• Exercise directions
Report only how many lines hold the word "name".

[Dataset rows about figures]
——

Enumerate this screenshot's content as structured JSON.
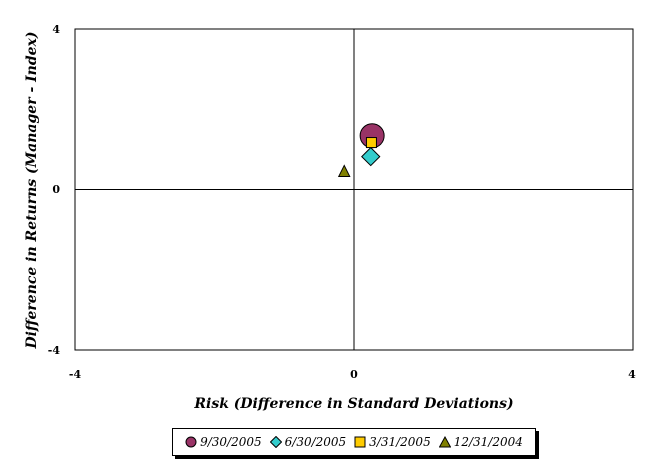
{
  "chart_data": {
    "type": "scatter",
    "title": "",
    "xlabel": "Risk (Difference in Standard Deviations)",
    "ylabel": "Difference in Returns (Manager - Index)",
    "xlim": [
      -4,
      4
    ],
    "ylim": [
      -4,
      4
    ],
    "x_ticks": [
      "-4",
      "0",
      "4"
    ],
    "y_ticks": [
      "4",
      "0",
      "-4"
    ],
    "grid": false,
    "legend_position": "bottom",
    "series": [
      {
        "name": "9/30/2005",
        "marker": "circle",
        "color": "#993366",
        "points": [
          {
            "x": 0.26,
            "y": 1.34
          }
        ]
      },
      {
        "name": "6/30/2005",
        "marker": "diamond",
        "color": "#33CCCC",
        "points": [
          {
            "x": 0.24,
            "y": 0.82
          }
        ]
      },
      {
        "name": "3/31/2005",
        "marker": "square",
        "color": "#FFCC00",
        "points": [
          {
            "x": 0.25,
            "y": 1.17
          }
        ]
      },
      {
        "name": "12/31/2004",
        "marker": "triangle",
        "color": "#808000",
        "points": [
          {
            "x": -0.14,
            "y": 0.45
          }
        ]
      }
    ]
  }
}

——

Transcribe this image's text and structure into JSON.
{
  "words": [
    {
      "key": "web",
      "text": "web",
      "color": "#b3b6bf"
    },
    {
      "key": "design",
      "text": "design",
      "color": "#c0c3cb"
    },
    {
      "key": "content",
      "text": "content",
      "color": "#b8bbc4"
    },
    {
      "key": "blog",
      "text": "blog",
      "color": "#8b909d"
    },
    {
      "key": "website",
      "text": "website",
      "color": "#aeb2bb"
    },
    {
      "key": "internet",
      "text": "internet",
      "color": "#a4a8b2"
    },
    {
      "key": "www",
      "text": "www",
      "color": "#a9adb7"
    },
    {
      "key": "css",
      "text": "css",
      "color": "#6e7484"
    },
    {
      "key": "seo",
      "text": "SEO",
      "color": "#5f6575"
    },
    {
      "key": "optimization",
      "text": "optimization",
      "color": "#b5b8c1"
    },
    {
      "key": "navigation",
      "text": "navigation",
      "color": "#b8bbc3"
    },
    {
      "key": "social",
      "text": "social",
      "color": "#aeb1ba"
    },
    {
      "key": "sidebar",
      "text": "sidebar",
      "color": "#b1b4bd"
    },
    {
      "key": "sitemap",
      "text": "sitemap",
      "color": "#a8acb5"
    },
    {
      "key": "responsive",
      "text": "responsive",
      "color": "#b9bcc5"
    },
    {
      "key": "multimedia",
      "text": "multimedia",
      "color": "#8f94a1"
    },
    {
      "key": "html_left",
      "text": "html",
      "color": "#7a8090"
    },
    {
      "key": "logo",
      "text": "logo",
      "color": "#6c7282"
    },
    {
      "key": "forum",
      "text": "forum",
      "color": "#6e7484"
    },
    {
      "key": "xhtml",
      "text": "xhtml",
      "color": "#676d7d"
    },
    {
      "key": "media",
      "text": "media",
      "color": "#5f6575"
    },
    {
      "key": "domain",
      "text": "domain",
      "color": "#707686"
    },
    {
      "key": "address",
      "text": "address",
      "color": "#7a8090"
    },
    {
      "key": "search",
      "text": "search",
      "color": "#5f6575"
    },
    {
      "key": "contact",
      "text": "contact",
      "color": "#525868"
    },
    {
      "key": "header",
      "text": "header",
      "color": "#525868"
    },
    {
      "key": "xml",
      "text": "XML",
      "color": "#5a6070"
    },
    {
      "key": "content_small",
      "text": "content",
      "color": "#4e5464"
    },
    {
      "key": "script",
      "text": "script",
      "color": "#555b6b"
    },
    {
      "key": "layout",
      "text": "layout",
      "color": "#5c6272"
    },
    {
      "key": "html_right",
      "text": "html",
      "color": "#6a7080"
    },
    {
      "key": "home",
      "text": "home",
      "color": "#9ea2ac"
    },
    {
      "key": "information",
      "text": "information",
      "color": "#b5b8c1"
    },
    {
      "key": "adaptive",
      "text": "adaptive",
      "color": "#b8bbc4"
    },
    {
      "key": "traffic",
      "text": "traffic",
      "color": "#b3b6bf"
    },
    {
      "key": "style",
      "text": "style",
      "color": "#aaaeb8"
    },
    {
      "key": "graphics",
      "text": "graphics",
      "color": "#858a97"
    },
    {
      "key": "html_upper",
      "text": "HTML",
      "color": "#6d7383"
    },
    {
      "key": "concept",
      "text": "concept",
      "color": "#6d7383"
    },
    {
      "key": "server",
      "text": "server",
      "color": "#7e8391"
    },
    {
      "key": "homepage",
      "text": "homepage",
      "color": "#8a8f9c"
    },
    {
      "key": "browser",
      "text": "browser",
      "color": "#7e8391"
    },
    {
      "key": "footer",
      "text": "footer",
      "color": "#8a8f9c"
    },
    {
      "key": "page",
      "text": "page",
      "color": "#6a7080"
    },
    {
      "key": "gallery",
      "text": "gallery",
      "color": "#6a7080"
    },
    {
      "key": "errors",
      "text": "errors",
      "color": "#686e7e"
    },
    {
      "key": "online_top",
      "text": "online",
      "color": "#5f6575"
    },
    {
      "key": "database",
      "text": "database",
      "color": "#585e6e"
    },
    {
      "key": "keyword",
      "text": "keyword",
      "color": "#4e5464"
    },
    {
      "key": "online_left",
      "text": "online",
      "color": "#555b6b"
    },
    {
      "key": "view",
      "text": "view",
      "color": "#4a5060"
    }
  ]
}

——

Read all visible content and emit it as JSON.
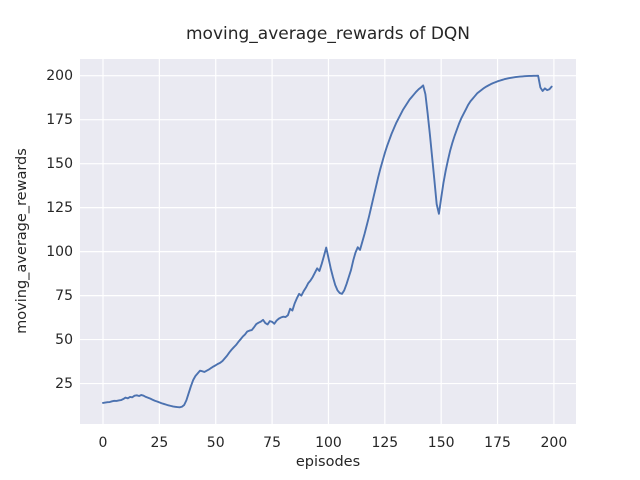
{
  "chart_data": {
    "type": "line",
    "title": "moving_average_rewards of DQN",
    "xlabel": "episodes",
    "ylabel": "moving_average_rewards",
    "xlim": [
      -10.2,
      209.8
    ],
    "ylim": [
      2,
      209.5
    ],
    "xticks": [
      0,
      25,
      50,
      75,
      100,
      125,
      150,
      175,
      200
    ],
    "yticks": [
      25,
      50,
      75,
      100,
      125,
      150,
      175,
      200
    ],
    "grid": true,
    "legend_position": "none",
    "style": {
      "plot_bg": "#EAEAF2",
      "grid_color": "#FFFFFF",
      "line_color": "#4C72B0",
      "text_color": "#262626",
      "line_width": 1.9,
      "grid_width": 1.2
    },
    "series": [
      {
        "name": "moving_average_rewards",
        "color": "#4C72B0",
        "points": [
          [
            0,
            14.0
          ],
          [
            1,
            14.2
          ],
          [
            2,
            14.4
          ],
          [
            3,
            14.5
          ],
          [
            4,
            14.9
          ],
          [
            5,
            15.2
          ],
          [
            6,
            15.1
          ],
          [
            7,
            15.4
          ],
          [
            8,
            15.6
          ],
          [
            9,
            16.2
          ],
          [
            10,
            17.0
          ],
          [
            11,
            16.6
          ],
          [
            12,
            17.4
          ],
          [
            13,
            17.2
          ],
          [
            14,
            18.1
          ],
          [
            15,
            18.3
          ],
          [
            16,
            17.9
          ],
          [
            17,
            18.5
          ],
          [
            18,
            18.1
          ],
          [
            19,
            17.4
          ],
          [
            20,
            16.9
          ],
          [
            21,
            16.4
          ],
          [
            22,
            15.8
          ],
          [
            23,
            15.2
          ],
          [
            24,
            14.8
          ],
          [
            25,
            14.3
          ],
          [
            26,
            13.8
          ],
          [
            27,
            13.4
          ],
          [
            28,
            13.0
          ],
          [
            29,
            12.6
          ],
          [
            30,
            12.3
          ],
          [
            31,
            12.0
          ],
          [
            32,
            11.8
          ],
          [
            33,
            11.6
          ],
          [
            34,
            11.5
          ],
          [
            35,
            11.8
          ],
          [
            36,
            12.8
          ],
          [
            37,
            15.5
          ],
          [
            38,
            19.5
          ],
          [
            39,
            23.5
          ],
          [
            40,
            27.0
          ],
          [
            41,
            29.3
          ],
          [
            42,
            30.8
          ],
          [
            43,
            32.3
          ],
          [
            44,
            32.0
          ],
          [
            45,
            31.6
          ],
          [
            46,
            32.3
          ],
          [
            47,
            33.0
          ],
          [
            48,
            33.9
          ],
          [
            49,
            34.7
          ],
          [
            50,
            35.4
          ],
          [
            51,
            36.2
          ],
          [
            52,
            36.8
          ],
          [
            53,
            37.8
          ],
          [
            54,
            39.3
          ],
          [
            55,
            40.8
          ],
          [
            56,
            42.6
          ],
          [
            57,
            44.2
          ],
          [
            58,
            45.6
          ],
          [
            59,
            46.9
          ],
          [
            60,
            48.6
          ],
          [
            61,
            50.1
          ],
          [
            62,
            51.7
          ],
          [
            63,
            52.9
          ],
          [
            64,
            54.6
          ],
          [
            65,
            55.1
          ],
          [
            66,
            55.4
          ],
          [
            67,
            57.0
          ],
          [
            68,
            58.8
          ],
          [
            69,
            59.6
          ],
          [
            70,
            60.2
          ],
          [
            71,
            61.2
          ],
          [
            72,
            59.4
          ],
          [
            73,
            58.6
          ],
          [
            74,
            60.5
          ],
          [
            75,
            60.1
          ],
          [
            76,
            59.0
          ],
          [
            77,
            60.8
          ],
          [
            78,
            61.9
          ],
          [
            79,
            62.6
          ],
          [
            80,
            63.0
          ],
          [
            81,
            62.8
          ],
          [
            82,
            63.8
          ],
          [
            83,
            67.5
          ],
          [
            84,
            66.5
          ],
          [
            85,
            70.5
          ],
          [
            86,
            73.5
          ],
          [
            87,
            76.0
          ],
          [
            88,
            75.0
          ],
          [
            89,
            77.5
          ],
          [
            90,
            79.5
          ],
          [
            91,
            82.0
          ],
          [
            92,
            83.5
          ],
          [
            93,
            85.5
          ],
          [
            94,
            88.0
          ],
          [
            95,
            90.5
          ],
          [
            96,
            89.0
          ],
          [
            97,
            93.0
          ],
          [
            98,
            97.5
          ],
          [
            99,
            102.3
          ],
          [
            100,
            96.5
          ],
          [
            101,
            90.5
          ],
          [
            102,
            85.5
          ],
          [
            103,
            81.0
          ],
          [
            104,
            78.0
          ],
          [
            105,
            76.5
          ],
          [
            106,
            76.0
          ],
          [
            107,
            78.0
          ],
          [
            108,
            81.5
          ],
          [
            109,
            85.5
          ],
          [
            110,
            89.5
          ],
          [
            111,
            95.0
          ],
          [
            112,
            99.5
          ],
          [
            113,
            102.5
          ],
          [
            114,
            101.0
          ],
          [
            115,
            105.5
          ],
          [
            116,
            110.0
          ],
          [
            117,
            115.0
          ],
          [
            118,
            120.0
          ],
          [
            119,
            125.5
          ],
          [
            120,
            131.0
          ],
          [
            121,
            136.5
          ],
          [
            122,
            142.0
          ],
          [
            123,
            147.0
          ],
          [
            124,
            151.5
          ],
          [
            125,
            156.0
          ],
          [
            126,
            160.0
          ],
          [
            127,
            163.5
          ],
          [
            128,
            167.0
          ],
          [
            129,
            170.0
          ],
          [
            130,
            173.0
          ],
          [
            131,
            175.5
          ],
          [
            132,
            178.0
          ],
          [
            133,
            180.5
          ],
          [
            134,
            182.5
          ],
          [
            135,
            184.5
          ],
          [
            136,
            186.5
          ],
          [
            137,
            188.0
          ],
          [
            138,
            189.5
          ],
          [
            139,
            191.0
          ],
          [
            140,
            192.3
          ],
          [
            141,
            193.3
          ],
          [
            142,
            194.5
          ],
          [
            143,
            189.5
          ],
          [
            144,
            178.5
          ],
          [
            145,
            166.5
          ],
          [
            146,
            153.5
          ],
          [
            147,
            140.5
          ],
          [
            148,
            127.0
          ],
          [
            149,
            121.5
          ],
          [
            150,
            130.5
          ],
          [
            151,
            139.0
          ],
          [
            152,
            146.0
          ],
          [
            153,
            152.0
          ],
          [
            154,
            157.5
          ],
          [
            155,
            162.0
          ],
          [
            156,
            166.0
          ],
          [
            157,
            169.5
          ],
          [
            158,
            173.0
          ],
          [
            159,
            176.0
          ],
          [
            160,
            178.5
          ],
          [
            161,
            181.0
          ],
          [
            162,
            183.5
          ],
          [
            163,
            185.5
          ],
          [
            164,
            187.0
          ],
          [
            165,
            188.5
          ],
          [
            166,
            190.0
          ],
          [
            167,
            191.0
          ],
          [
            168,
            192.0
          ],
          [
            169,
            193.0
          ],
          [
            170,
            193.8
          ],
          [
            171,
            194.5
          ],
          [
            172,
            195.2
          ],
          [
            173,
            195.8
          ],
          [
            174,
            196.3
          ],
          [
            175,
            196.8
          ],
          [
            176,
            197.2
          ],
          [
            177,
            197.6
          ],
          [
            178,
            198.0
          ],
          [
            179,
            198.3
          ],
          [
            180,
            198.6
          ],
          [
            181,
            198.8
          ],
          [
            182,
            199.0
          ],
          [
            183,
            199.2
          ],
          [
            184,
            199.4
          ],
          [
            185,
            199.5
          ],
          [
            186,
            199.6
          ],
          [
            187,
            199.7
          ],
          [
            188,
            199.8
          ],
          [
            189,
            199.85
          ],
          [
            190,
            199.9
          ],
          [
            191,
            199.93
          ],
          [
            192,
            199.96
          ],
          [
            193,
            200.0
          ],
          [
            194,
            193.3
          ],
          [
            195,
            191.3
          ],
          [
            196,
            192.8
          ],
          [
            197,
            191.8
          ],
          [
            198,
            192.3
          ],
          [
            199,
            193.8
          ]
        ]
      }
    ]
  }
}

——

• Task response
5